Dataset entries
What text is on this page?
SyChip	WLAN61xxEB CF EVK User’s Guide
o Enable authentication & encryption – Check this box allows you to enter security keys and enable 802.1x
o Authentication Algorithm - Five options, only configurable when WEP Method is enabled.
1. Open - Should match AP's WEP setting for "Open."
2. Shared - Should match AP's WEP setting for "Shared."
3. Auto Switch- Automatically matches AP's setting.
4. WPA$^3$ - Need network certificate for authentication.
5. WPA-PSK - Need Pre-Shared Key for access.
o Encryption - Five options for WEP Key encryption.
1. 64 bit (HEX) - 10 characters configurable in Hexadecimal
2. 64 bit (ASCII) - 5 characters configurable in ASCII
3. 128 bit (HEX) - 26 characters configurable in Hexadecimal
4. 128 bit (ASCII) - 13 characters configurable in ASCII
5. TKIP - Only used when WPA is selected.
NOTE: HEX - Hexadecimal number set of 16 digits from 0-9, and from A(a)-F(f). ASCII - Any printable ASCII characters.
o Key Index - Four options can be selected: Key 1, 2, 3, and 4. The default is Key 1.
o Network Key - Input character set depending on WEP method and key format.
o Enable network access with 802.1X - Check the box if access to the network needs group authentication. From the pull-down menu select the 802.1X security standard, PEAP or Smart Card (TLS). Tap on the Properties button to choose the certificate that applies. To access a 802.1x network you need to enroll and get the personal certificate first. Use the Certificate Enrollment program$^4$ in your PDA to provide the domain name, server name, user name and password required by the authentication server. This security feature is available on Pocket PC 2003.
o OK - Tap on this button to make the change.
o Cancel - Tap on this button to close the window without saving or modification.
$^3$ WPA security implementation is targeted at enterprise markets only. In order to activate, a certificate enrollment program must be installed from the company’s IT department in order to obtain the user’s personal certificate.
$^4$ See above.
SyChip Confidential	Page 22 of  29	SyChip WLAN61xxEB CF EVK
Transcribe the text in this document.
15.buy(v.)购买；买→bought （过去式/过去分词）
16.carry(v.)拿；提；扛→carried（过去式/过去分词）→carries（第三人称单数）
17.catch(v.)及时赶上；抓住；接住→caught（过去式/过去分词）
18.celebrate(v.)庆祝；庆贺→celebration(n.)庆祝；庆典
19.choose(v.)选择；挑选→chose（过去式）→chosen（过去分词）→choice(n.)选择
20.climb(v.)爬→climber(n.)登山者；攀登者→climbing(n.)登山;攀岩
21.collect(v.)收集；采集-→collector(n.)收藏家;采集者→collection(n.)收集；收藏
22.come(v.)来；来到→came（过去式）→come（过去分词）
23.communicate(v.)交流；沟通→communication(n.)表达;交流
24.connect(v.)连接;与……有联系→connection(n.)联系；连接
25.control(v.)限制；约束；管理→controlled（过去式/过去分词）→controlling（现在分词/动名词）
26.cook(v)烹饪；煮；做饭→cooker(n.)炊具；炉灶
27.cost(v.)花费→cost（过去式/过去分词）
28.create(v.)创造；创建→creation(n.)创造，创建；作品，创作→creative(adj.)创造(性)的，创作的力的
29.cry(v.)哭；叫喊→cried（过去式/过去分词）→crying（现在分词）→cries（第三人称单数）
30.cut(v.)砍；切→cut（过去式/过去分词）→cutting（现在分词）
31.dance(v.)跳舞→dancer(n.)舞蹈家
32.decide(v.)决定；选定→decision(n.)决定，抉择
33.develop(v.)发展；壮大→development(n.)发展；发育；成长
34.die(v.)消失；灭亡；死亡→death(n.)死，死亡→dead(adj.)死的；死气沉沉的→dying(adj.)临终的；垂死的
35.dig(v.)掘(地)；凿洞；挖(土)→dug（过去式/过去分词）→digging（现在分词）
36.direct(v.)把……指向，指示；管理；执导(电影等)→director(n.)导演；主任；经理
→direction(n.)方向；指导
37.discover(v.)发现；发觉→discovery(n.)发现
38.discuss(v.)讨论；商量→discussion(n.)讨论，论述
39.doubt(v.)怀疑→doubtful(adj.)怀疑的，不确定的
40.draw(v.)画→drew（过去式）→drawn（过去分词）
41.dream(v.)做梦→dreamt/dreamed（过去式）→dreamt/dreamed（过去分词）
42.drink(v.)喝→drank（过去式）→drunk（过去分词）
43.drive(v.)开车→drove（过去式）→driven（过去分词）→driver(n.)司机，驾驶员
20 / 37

§ **Request**:
Would you reproduce all the entries exactly?

§ **Solution**:
What text is on this page?
SyChip	WLAN61xxEB CF EVK User’s Guide
o Enable authentication & encryption – Check this box allows you to enter security keys and enable 802.1x
o Authentication Algorithm - Five options, only configurable when WEP Method is enabled.
1. Open - Should match AP's WEP setting for "Open."
2. Shared - Should match AP's WEP setting for "Shared."
3. Auto Switch- Automatically matches AP's setting.
4. WPA$^3$ - Need network certificate for authentication.
5. WPA-PSK - Need Pre-Shared Key for access.
o Encryption - Five options for WEP Key encryption.
1. 64 bit (HEX) - 10 characters configurable in Hexadecimal
2. 64 bit (ASCII) - 5 characters configurable in ASCII
3. 128 bit (HEX) - 26 characters configurable in Hexadecimal
4. 128 bit (ASCII) - 13 characters configurable in ASCII
5. TKIP - Only used when WPA is selected.
NOTE: HEX - Hexadecimal number set of 16 digits from 0-9, and from A(a)-F(f). ASCII - Any printable ASCII characters.
o Key Index - Four options can be selected: Key 1, 2, 3, and 4. The default is Key 1.
o Network Key - Input character set depending on WEP method and key format.
o Enable network access with 802.1X - Check the box if access to the network needs group authentication. From the pull-down menu select the 802.1X security standard, PEAP or Smart Card (TLS). Tap on the Properties button to choose the certificate that applies. To access a 802.1x network you need to enroll and get the personal certificate first. Use the Certificate Enrollment program$^4$ in your PDA to provide the domain name, server name, user name and password required by the authentication server. This security feature is available on Pocket PC 2003.
o OK - Tap on this button to make the change.
o Cancel - Tap on this button to close the window without saving or modification.
$^3$ WPA security implementation is targeted at enterprise markets only. In order to activate, a certificate enrollment program must be installed from the company’s IT department in order to obtain the user’s personal certificate.
$^4$ See above.
SyChip Confidential	Page 22 of  29	SyChip WLAN61xxEB CF EVK
Transcribe the text in this document.
15.buy(v.)购买；买→bought （过去式/过去分词）
16.carry(v.)拿；提；扛→carried（过去式/过去分词）→carries（第三人称单数）
17.catch(v.)及时赶上；抓住；接住→caught（过去式/过去分词）
18.celebrate(v.)庆祝；庆贺→celebration(n.)庆祝；庆典
19.choose(v.)选择；挑选→chose（过去式）→chosen（过去分词）→choice(n.)选择
20.climb(v.)爬→climber(n.)登山者；攀登者→climbing(n.)登山;攀岩
21.collect(v.)收集；采集-→collector(n.)收藏家;采集者→collection(n.)收集；收藏
22.come(v.)来；来到→came（过去式）→come（过去分词）
23.communicate(v.)交流；沟通→communication(n.)表达;交流
24.connect(v.)连接;与……有联系→connection(n.)联系；连接
25.control(v.)限制；约束；管理→controlled（过去式/过去分词）→controlling（现在分词/动名词）
26.cook(v)烹饪；煮；做饭→cooker(n.)炊具；炉灶
27.cost(v.)花费→cost（过去式/过去分词）
28.create(v.)创造；创建→creation(n.)创造，创建；作品，创作→creative(adj.)创造(性)的，创作的力的
29.cry(v.)哭；叫喊→cried（过去式/过去分词）→crying（现在分词）→cries（第三人称单数）
30.cut(v.)砍；切→cut（过去式/过去分词）→cutting（现在分词）
31.dance(v.)跳舞→dancer(n.)舞蹈家
32.decide(v.)决定；选定→decision(n.)决定，抉择
33.develop(v.)发展；壮大→development(n.)发展；发育；成长
34.die(v.)消失；灭亡；死亡→death(n.)死，死亡→dead(adj.)死的；死气沉沉的→dying(adj.)临终的；垂死的
35.dig(v.)掘(地)；凿洞；挖(土)→dug（过去式/过去分词）→digging（现在分词）
36.direct(v.)把……指向，指示；管理；执导(电影等)→director(n.)导演；主任；经理
→direction(n.)方向；指导
37.discover(v.)发现；发觉→discovery(n.)发现
38.discuss(v.)讨论；商量→discussion(n.)讨论，论述
39.doubt(v.)怀疑→doubtful(adj.)怀疑的，不确定的
40.draw(v.)画→drew（过去式）→drawn（过去分词）
41.dream(v.)做梦→dreamt/dreamed（过去式）→dreamt/dreamed（过去分词）
42.drink(v.)喝→drank（过去式）→drunk（过去分词）
43.drive(v.)开车→drove（过去式）→driven（过去分词）→driver(n.)司机，驾驶员
20 / 37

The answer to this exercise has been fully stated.